[Dataset items]
######

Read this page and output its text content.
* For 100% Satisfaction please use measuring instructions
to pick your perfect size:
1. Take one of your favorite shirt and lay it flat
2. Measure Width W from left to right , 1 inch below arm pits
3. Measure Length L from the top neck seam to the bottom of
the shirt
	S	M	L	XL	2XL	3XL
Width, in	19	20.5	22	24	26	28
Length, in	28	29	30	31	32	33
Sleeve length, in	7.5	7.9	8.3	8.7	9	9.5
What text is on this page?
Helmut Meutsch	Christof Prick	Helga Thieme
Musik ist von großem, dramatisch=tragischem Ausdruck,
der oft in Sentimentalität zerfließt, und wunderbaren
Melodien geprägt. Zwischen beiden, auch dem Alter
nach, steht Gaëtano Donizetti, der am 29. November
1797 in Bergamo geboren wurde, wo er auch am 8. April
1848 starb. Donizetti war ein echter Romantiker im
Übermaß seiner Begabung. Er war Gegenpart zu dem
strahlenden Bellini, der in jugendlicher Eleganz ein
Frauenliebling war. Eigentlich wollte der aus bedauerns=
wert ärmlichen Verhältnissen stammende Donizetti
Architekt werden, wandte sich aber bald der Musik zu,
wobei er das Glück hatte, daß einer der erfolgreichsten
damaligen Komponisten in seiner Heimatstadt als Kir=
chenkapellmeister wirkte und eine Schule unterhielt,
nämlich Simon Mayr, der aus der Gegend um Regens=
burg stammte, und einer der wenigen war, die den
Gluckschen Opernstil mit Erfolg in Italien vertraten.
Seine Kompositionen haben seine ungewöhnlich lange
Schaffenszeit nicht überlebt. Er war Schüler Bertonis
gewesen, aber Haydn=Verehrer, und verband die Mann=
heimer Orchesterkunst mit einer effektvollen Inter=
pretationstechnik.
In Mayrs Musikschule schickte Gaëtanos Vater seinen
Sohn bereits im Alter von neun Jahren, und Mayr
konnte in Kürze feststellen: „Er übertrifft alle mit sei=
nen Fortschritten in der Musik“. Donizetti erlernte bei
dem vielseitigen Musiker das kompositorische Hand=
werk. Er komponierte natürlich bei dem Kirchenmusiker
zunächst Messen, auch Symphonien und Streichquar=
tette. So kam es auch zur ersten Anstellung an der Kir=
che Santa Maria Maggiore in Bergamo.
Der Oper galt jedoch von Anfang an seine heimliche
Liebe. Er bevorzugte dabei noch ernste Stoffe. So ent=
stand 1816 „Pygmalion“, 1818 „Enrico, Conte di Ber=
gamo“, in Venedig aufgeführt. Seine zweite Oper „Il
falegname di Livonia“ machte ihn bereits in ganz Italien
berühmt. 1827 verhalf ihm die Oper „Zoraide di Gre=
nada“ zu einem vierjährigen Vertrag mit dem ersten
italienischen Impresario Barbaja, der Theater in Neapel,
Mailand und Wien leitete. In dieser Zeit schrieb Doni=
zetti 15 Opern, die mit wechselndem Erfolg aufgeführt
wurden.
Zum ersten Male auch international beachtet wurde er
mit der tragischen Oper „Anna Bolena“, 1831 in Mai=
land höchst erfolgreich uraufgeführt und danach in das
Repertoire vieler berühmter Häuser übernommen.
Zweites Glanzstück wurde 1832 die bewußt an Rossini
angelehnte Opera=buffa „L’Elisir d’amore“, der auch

######

▶ _What is being asked_: List each line in the listing that contains the string "bereits".

▶ _Correct result_:
Sohn bereits im Alter von neun Jahren, und Mayr
falegname di Livonia“ machte ihn bereits in ganz Italien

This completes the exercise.